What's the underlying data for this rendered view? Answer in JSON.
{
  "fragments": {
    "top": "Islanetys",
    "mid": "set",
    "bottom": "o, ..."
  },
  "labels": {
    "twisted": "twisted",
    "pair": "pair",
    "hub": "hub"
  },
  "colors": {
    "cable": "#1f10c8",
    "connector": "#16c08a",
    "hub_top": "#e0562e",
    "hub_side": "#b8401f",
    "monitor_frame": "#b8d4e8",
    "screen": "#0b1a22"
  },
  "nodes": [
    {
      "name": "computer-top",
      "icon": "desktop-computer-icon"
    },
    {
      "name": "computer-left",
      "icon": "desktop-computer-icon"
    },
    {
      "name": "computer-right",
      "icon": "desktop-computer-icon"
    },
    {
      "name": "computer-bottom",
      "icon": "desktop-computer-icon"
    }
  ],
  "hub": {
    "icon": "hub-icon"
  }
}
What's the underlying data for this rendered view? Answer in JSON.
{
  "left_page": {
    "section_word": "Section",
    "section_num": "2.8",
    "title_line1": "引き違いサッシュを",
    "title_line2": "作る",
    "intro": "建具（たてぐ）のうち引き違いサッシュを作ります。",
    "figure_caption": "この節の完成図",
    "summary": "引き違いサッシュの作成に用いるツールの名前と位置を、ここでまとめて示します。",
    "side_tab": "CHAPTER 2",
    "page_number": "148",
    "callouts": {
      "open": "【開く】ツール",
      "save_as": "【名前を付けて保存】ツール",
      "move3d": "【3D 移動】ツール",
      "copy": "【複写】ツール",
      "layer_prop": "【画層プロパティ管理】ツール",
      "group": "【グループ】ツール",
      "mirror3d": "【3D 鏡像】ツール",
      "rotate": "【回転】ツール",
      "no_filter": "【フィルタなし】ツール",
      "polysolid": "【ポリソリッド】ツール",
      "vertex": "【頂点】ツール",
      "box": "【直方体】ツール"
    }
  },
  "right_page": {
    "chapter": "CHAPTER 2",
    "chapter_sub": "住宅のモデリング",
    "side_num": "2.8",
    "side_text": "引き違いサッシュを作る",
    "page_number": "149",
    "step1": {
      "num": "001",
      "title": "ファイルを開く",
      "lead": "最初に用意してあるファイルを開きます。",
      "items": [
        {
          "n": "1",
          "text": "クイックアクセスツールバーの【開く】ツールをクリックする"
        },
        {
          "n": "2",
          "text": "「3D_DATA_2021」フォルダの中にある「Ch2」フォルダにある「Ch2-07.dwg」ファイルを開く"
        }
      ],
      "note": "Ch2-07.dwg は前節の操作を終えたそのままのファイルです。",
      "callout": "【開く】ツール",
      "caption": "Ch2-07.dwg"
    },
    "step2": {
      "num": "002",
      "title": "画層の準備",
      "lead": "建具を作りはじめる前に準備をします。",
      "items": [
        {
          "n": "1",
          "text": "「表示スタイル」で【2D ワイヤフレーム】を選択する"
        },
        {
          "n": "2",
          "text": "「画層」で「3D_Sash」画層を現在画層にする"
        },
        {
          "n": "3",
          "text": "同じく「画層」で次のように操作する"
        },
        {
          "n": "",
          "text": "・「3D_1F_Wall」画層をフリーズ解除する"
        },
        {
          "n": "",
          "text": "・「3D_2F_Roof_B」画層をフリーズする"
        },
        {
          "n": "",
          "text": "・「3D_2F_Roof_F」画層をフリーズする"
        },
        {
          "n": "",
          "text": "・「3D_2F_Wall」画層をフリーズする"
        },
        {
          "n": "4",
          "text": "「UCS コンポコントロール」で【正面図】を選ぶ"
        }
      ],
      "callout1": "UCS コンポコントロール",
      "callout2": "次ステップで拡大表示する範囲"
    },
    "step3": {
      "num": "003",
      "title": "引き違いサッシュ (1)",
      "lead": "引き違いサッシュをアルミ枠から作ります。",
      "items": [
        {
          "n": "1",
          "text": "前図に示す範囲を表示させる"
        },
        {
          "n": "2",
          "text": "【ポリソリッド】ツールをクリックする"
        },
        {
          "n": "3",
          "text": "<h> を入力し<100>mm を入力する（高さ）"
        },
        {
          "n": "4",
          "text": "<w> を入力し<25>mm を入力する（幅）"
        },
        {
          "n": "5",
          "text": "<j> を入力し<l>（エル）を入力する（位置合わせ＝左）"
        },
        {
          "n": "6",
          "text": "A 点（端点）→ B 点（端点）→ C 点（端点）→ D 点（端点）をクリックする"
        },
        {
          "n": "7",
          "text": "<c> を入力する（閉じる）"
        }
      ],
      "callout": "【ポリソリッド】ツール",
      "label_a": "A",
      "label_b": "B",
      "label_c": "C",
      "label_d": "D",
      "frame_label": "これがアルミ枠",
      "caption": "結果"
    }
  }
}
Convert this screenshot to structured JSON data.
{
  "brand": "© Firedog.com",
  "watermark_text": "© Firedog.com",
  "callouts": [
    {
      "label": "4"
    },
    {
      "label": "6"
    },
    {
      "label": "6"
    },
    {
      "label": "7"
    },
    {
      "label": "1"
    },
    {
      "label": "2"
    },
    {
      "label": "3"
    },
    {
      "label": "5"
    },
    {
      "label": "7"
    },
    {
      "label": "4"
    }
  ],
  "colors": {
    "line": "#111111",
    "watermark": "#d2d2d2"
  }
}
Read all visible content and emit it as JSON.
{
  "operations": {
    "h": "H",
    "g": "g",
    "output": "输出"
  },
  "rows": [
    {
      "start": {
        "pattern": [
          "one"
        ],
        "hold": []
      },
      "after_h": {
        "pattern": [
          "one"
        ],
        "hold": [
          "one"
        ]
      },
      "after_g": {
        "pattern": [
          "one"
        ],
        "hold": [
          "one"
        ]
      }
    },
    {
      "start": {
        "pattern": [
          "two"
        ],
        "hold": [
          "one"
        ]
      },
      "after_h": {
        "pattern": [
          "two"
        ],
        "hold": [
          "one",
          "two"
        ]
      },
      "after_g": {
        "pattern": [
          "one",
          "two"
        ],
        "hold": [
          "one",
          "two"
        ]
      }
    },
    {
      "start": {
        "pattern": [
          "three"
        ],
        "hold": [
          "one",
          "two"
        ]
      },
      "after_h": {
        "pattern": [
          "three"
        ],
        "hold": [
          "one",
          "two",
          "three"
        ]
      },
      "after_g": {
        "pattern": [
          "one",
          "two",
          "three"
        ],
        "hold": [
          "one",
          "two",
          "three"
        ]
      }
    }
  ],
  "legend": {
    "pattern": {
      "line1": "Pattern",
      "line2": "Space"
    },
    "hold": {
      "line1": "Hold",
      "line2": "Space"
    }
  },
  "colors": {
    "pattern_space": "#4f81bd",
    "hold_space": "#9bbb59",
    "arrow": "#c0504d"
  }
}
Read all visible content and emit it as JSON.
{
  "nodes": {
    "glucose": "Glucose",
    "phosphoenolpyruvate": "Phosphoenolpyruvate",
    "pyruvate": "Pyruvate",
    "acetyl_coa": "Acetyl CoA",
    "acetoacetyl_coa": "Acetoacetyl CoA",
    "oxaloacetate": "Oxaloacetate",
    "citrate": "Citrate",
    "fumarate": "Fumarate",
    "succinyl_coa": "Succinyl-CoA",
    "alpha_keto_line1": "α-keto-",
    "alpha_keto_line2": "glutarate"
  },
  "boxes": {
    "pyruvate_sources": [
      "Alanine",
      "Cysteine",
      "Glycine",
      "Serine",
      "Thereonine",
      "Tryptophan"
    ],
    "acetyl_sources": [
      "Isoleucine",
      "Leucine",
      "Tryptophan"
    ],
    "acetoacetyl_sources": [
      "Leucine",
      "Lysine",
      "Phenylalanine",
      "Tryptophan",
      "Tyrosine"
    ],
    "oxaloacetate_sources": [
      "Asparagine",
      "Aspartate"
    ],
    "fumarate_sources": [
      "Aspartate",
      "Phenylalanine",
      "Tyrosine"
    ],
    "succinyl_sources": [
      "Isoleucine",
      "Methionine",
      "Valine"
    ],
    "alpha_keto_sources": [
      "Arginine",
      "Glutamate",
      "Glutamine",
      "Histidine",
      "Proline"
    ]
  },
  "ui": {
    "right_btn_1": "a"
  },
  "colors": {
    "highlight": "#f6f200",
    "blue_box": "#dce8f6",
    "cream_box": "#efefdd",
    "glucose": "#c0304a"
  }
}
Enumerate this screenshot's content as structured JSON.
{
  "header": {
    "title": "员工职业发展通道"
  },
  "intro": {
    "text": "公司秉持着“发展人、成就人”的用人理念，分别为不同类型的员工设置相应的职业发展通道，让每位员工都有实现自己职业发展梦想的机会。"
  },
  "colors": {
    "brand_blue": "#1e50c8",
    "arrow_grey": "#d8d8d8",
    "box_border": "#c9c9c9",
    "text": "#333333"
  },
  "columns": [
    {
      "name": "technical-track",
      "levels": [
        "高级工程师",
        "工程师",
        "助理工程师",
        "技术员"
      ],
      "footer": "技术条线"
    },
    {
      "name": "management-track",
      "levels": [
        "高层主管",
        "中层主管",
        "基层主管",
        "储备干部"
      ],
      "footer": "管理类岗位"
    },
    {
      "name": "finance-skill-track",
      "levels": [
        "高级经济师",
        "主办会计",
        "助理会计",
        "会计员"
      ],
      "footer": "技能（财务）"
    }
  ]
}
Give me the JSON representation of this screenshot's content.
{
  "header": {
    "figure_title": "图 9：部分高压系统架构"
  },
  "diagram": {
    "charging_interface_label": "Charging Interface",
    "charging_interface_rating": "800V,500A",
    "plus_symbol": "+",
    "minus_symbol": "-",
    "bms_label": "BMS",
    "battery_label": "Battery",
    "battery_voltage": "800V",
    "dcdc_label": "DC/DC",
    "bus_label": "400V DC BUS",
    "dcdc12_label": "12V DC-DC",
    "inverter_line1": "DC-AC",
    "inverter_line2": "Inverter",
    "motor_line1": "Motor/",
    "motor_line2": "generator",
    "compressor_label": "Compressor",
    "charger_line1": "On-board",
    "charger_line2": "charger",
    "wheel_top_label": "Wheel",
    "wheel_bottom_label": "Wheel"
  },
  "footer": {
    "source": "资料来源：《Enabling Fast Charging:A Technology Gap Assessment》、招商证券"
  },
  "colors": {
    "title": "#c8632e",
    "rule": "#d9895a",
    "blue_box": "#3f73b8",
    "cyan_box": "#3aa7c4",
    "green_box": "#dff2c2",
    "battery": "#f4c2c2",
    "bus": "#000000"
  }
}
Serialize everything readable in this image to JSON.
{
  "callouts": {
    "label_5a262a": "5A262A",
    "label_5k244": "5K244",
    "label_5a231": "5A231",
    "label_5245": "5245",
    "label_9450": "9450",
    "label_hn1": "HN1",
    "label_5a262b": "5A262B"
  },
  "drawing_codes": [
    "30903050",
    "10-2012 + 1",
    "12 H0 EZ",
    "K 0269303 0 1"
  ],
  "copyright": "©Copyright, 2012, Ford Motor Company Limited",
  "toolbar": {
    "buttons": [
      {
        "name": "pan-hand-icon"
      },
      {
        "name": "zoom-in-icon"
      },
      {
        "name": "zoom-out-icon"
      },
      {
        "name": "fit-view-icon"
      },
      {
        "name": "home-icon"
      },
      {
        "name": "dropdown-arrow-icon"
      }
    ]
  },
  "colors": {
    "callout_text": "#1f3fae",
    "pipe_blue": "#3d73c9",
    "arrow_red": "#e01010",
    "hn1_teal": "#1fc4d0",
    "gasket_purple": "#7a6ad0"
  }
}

================

**PROBLEM DETAILS:** Check each line in the records for the word "lead" and say how many have it, with nothing else.

**REPLY TO THE TASK:** 3